→ Jobs:
a - In the excerpt on firefighter radios and protective gear, where is the Western Will County Communications Center located?
b - Pick up the passage on firefighter radios and protective gear at the point where it stops, and carry it further.

→ Excerpted text:
########################################

However, questions of how much abuse a radio can stand may be beside the point, says Steve Rauter, executive director of the Western Will County Communications Center, a regional dispatching center in Plainfield, Ill.

“It's probably interesting to find out survivability ratings for various radios,” says Rauter, a 30-year veteran of the fire service. “But shouldn't the concern be, ‘Is the firefighter surviving?’”

Indeed, there's an ongoing debate in the fire service between people who want to encase firefighters and their equipment in as many protective shells as possible, and those who warn that all those layers of protection could create a false sense of confidence, Rauter says.

“Before the days of Nomex hoods and things like that, if your ears started to burn, you knew it was too hot, and you got out,” he says. “Now we're overprotecting people, and they are staying in longer than they really should stay in. Where that affects radios, I'm not really sure.

########################################

→ Record list:
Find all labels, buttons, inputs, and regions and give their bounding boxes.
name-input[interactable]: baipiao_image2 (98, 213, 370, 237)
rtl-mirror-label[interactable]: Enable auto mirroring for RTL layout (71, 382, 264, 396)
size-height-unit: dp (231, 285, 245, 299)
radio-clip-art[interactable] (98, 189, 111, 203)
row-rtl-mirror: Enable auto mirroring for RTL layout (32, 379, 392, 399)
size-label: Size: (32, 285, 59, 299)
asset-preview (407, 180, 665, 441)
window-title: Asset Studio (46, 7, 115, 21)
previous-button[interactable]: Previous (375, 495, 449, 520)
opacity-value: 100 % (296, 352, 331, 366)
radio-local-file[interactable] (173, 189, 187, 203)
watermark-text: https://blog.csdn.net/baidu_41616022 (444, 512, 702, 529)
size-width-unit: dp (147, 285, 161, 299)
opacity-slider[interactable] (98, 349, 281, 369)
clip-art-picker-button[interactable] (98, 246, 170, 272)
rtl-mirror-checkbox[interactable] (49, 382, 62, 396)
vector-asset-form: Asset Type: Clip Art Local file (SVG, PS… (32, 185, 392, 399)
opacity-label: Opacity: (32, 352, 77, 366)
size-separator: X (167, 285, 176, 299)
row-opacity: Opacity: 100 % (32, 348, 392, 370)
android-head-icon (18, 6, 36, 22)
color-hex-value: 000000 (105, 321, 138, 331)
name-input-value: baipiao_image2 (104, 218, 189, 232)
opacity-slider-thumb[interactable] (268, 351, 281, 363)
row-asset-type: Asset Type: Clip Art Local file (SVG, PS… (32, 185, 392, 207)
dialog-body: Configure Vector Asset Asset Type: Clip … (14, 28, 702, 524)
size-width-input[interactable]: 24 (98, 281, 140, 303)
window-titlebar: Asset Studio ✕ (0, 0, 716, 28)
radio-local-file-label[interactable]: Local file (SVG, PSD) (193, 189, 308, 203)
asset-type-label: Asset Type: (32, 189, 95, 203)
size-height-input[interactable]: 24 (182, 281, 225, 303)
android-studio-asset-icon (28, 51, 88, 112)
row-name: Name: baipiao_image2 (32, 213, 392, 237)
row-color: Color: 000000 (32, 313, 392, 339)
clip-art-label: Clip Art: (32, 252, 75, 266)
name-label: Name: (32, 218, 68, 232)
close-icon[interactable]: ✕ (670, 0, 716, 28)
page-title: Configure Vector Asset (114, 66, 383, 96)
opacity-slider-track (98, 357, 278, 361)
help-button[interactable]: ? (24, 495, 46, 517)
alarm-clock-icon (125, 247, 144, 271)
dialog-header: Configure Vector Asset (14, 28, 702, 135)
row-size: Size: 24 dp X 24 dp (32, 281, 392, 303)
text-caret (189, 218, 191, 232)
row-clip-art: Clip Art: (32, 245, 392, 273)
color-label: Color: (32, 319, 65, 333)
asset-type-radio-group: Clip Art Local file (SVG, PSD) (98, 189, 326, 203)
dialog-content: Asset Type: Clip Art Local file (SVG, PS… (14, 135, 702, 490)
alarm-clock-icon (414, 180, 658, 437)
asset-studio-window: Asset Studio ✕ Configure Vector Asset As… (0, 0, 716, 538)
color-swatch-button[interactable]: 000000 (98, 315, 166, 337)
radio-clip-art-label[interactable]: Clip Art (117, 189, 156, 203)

########################################

→ Answers to each task:
a - Plainfield, Ill.

b -
“What NIST is doing is commendable,” Rauter added. “We should know what survivability ratings are for radios. I'm just hoping that people don't feel that you can walk upright [into] a 1,300° room and expect to walk back out again.”


Merrill Douglas is a frequent contributor to Mobile Radio Technology, a Fire Chief sister publication. This story also appeared in the July issue of MRT.

THERMAL CLASSES

Thermal class Maximum time (min.) Maximum temperature °C/°F Maximum flux (kW/m2)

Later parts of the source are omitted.